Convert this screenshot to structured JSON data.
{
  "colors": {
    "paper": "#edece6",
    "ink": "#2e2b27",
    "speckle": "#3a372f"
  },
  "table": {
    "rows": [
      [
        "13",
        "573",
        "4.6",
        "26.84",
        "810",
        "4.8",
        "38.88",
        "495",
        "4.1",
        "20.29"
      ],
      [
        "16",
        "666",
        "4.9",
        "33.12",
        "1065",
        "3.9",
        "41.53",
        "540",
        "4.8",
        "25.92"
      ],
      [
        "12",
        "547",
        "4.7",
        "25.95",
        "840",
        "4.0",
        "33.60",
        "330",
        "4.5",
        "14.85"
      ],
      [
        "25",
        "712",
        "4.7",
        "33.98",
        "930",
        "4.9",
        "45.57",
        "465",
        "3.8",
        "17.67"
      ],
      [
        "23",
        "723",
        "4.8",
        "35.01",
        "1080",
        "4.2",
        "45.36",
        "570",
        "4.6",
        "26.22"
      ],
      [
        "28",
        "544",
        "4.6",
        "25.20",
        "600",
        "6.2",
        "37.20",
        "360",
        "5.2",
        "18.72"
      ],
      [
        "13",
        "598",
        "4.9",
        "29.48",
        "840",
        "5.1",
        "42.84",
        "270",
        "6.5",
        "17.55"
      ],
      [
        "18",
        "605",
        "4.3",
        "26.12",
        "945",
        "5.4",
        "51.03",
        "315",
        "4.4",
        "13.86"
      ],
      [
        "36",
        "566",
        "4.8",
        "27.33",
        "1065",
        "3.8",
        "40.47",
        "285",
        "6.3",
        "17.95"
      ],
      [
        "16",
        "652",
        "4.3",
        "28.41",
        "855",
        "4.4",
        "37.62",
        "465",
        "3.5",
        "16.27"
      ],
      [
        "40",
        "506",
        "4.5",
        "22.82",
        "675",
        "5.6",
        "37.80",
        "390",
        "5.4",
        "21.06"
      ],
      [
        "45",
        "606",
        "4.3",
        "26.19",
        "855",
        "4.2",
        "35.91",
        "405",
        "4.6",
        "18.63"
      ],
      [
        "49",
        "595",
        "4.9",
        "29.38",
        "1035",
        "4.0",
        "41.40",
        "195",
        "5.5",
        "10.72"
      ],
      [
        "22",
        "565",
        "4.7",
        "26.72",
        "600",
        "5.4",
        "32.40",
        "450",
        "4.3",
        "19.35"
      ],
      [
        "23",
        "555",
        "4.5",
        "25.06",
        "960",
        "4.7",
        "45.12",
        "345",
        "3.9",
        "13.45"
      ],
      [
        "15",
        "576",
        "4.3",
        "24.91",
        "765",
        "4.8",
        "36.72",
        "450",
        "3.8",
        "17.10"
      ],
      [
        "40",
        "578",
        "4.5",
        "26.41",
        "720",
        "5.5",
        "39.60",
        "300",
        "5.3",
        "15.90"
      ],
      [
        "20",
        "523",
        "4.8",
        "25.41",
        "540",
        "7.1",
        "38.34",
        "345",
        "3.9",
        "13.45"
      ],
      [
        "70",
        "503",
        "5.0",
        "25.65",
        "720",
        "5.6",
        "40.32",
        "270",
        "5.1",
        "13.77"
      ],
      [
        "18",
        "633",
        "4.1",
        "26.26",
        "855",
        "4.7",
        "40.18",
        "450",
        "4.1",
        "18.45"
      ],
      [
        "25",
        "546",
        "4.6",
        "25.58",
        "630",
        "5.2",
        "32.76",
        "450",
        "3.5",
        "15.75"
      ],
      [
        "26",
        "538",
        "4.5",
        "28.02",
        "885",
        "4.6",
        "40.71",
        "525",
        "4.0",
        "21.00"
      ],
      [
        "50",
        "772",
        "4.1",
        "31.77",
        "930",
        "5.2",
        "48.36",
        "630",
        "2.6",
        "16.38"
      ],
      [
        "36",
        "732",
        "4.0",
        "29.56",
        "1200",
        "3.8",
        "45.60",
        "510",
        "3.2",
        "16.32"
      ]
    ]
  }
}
# # # # # # #
Nothing should be left out: repeat all of the data exactly.

PROBLEM SOLUTION:
Convert this screenshot to structured JSON data.
{
  "colors": {
    "paper": "#edece6",
    "ink": "#2e2b27",
    "speckle": "#3a372f"
  },
  "table": {
    "rows": [
      [
        "13",
        "573",
        "4.6",
        "26.84",
        "810",
        "4.8",
        "38.88",
        "495",
        "4.1",
        "20.29"
      ],
      [
        "16",
        "666",
        "4.9",
        "33.12",
        "1065",
        "3.9",
        "41.53",
        "540",
        "4.8",
        "25.92"
      ],
      [
        "12",
        "547",
        "4.7",
        "25.95",
        "840",
        "4.0",
        "33.60",
        "330",
        "4.5",
        "14.85"
      ],
      [
        "25",
        "712",
        "4.7",
        "33.98",
        "930",
        "4.9",
        "45.57",
        "465",
        "3.8",
        "17.67"
      ],
      [
        "23",
        "723",
        "4.8",
        "35.01",
        "1080",
        "4.2",
        "45.36",
        "570",
        "4.6",
        "26.22"
      ],
      [
        "28",
        "544",
        "4.6",
        "25.20",
        "600",
        "6.2",
        "37.20",
        "360",
        "5.2",
        "18.72"
      ],
      [
        "13",
        "598",
        "4.9",
        "29.48",
        "840",
        "5.1",
        "42.84",
        "270",
        "6.5",
        "17.55"
      ],
      [
        "18",
        "605",
        "4.3",
        "26.12",
        "945",
        "5.4",
        "51.03",
        "315",
        "4.4",
        "13.86"
      ],
      [
        "36",
        "566",
        "4.8",
        "27.33",
        "1065",
        "3.8",
        "40.47",
        "285",
        "6.3",
        "17.95"
      ],
      [
        "16",
        "652",
        "4.3",
        "28.41",
        "855",
        "4.4",
        "37.62",
        "465",
        "3.5",
        "16.27"
      ],
      [
        "40",
        "506",
        "4.5",
        "22.82",
        "675",
        "5.6",
        "37.80",
        "390",
        "5.4",
        "21.06"
      ],
      [
        "45",
        "606",
        "4.3",
        "26.19",
        "855",
        "4.2",
        "35.91",
        "405",
        "4.6",
        "18.63"
      ],
      [
        "49",
        "595",
        "4.9",
        "29.38",
        "1035",
        "4.0",
        "41.40",
        "195",
        "5.5",
        "10.72"
      ],
      [
        "22",
        "565",
        "4.7",
        "26.72",
        "600",
        "5.4",
        "32.40",
        "450",
        "4.3",
        "19.35"
      ],
      [
        "23",
        "555",
        "4.5",
        "25.06",
        "960",
        "4.7",
        "45.12",
        "345",
        "3.9",
        "13.45"
      ],
      [
        "15",
        "576",
        "4.3",
        "24.91",
        "765",
        "4.8",
        "36.72",
        "450",
        "3.8",
        "17.10"
      ],
      [
        "40",
        "578",
        "4.5",
        "26.41",
        "720",
        "5.5",
        "39.60",
        "300",
        "5.3",
        "15.90"
      ],
      [
        "20",
        "523",
        "4.8",
        "25.41",
        "540",
        "7.1",
        "38.34",
        "345",
        "3.9",
        "13.45"
      ],
      [
        "70",
        "503",
        "5.0",
        "25.65",
        "720",
        "5.6",
        "40.32",
        "270",
        "5.1",
        "13.77"
      ],
      [
        "18",
        "633",
        "4.1",
        "26.26",
        "855",
        "4.7",
        "40.18",
        "450",
        "4.1",
        "18.45"
      ],
      [
        "25",
        "546",
        "4.6",
        "25.58",
        "630",
        "5.2",
        "32.76",
        "450",
        "3.5",
        "15.75"
      ],
      [
        "26",
        "538",
        "4.5",
        "28.02",
        "885",
        "4.6",
        "40.71",
        "525",
        "4.0",
        "21.00"
      ],
      [
        "50",
        "772",
        "4.1",
        "31.77",
        "930",
        "5.2",
        "48.36",
        "630",
        "2.6",
        "16.38"
      ],
      [
        "36",
        "732",
        "4.0",
        "29.56",
        "1200",
        "3.8",
        "45.60",
        "510",
        "3.2",
        "16.32"
      ]
    ]
  }
}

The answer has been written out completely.